### Exercise task
Rewrite the rows from the start through the line containing "search-by-division-link[interactable]: Search Price", switching "bounding boxes" to "bounding rectangles" and leaving everything else unchanged.
● ● ● ● ●
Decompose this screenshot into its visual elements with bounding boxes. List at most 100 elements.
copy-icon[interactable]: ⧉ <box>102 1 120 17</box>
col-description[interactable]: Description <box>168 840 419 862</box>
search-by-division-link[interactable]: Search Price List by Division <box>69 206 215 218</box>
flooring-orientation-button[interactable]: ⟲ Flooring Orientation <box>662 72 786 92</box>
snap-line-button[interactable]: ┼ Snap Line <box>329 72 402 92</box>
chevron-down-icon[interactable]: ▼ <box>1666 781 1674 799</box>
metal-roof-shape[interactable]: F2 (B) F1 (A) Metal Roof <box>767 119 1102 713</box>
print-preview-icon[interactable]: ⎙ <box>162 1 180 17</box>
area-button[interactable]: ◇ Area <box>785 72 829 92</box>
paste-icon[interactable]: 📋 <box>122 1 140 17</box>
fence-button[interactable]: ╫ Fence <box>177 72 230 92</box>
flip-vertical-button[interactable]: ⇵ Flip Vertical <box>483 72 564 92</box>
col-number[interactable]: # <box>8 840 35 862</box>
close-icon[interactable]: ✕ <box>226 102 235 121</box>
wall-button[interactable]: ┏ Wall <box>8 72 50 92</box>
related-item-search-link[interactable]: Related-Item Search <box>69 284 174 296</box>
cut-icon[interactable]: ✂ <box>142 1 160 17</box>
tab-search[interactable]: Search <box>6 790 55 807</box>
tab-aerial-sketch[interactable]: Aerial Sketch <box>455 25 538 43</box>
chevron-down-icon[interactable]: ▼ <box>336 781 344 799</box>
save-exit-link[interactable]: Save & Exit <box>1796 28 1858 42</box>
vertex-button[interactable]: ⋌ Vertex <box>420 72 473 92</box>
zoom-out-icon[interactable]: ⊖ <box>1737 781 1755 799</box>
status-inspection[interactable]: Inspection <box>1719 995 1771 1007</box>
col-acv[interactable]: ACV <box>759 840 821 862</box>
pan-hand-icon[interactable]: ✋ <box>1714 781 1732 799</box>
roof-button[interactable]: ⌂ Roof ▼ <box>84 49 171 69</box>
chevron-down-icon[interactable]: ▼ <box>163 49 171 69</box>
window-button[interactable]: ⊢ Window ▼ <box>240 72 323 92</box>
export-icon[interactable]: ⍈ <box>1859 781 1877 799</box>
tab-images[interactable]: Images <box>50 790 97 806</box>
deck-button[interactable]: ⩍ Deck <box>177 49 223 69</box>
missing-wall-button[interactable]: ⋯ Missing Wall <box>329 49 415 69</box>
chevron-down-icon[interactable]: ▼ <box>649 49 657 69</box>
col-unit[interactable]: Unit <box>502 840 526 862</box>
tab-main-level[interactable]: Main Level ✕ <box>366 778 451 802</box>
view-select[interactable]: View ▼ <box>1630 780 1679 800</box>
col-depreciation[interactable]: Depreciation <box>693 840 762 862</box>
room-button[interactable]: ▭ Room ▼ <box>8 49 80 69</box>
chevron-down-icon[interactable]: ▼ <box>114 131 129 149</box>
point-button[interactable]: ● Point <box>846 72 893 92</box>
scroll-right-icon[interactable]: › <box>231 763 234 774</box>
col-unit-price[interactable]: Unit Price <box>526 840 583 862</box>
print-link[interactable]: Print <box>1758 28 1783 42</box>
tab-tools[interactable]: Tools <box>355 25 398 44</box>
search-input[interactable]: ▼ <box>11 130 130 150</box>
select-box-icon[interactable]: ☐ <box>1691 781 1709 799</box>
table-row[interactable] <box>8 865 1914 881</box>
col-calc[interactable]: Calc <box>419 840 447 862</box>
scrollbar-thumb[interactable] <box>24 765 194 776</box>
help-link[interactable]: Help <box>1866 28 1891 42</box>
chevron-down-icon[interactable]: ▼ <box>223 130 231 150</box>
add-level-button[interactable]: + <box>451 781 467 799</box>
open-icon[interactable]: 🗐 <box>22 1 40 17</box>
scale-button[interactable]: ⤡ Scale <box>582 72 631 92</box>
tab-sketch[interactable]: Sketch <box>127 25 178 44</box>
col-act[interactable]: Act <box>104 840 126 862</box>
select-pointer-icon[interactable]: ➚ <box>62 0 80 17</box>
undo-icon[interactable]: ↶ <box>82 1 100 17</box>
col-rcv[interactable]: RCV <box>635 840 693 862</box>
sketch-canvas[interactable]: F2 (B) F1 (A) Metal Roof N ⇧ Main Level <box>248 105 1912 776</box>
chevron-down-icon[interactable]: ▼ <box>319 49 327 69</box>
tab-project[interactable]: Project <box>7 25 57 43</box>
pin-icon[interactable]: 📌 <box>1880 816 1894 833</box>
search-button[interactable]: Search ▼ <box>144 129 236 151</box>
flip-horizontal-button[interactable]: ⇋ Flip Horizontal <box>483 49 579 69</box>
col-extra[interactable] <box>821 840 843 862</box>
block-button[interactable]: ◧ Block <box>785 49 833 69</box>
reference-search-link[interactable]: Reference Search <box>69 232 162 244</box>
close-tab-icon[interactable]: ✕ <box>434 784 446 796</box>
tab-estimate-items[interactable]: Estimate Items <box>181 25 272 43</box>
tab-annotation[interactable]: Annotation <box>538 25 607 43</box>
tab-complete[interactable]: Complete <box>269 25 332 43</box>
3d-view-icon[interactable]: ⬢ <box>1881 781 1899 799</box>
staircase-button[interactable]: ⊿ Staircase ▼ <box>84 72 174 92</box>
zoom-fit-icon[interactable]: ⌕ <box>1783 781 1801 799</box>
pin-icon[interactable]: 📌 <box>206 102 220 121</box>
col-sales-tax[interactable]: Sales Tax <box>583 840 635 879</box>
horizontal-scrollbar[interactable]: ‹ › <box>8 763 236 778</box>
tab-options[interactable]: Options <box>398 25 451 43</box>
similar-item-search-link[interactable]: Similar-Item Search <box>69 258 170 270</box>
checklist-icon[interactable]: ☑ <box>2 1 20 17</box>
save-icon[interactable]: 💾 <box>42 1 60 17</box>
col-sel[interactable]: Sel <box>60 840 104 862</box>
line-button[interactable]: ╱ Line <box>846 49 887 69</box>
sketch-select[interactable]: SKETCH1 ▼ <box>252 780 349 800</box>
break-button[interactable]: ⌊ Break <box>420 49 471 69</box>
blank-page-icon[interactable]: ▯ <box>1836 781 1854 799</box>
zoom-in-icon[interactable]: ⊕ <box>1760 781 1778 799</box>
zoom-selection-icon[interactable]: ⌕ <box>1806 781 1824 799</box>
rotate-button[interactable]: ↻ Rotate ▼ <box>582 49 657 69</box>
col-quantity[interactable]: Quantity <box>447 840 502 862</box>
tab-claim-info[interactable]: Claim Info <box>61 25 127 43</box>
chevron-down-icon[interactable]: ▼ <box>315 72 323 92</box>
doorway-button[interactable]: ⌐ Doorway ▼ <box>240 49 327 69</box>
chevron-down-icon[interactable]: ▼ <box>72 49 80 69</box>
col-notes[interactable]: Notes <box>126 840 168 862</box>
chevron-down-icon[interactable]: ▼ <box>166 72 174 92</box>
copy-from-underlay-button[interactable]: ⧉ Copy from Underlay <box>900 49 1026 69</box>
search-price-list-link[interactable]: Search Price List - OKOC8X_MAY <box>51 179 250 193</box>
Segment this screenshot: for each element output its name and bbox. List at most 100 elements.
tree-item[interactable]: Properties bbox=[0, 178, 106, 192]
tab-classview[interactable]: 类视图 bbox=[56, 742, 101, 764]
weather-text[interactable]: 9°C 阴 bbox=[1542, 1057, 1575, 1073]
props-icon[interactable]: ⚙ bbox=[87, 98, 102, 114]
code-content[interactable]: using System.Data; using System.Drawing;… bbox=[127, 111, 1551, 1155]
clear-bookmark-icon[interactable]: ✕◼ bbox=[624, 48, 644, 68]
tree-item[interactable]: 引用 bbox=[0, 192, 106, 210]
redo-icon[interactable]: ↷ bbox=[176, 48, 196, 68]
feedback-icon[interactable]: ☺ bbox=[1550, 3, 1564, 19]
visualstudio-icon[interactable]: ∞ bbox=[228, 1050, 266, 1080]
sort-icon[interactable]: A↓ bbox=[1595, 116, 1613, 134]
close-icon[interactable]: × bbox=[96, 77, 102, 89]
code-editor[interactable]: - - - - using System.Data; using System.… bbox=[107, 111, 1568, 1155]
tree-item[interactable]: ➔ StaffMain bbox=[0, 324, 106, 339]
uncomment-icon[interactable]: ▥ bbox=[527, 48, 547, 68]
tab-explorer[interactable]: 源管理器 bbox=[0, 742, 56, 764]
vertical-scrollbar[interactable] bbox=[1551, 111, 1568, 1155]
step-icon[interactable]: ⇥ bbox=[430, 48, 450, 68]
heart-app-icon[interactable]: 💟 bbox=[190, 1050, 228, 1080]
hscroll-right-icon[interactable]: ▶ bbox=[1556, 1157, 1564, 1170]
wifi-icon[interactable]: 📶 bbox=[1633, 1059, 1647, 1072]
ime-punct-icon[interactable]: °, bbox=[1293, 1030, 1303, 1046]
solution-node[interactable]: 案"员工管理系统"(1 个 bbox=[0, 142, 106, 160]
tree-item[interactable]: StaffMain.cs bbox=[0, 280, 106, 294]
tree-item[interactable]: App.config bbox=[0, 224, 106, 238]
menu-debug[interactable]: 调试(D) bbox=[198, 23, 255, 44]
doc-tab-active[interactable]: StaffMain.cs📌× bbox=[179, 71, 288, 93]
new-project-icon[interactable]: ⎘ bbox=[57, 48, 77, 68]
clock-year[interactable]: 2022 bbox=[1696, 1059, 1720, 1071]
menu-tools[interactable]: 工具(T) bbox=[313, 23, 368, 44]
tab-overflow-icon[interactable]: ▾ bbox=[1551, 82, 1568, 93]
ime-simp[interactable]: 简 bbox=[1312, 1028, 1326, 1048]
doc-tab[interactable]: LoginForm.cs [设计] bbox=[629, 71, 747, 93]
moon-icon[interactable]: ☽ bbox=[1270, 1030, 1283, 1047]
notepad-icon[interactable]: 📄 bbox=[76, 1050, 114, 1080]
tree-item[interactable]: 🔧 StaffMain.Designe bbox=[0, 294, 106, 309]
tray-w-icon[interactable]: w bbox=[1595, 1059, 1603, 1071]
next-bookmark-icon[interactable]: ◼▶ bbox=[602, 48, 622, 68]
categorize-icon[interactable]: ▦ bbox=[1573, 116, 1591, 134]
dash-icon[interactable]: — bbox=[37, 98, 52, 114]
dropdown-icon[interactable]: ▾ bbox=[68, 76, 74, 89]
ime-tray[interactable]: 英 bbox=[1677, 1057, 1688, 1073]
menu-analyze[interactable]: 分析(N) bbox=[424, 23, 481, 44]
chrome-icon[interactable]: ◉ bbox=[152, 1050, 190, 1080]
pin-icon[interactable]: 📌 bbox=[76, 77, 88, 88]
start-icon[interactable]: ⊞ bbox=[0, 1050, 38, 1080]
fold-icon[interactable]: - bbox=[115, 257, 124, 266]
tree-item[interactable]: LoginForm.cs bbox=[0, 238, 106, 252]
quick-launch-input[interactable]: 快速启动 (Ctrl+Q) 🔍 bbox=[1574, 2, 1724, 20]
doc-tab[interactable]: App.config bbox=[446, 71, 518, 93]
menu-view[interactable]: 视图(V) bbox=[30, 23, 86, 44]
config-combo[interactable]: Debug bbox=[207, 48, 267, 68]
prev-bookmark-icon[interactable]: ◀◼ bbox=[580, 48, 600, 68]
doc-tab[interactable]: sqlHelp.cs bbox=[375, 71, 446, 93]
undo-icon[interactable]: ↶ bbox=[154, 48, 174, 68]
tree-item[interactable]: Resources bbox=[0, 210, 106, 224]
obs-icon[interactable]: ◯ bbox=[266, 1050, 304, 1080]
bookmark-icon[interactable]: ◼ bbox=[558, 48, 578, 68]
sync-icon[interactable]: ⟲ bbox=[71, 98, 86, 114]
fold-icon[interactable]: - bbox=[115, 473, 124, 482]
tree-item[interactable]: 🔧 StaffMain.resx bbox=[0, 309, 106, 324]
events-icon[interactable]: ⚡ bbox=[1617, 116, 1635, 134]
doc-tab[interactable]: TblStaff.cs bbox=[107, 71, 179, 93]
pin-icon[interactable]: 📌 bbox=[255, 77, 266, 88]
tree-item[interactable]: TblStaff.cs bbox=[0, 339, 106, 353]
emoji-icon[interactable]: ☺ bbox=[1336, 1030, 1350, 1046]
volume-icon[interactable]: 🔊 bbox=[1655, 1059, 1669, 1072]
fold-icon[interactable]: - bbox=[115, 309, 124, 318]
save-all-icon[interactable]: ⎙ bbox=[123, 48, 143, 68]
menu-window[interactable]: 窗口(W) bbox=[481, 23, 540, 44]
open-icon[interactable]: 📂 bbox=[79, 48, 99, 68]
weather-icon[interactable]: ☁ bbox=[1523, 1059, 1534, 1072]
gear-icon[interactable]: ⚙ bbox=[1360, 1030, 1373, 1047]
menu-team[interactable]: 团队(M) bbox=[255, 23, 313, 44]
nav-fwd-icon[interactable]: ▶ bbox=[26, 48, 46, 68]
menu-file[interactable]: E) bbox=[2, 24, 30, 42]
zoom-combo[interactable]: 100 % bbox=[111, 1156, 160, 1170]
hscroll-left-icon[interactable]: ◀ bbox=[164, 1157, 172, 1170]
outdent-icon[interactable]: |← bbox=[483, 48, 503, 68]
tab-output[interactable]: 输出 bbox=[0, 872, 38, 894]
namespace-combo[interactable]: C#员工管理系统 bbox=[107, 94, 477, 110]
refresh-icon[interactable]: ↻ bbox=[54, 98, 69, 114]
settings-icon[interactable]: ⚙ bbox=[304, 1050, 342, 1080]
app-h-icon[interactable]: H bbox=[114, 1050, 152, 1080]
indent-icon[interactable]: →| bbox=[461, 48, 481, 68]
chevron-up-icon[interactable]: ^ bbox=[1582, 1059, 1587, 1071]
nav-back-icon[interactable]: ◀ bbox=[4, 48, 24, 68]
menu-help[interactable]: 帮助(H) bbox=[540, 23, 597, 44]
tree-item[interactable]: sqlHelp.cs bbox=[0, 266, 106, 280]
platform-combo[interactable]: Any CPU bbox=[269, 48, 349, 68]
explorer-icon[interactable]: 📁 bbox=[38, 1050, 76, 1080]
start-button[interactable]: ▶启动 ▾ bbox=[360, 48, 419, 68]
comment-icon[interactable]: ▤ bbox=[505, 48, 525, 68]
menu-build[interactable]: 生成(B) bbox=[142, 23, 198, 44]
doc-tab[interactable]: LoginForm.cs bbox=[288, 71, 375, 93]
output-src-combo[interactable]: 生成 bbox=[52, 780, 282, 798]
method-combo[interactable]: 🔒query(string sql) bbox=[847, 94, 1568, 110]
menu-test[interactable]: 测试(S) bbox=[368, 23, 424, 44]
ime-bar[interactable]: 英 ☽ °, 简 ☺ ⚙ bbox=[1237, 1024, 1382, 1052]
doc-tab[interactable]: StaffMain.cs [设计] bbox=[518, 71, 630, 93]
● ● ● ● ●
### Answer to the exercise
Decompose this screenshot into its visual elements with bounding rectangles. List at most 100 elements.
copy-icon[interactable]: ⧉ <box>102 1 120 17</box>
col-description[interactable]: Description <box>168 840 419 862</box>
search-by-division-link[interactable]: Search Price List by Division <box>69 206 215 218</box>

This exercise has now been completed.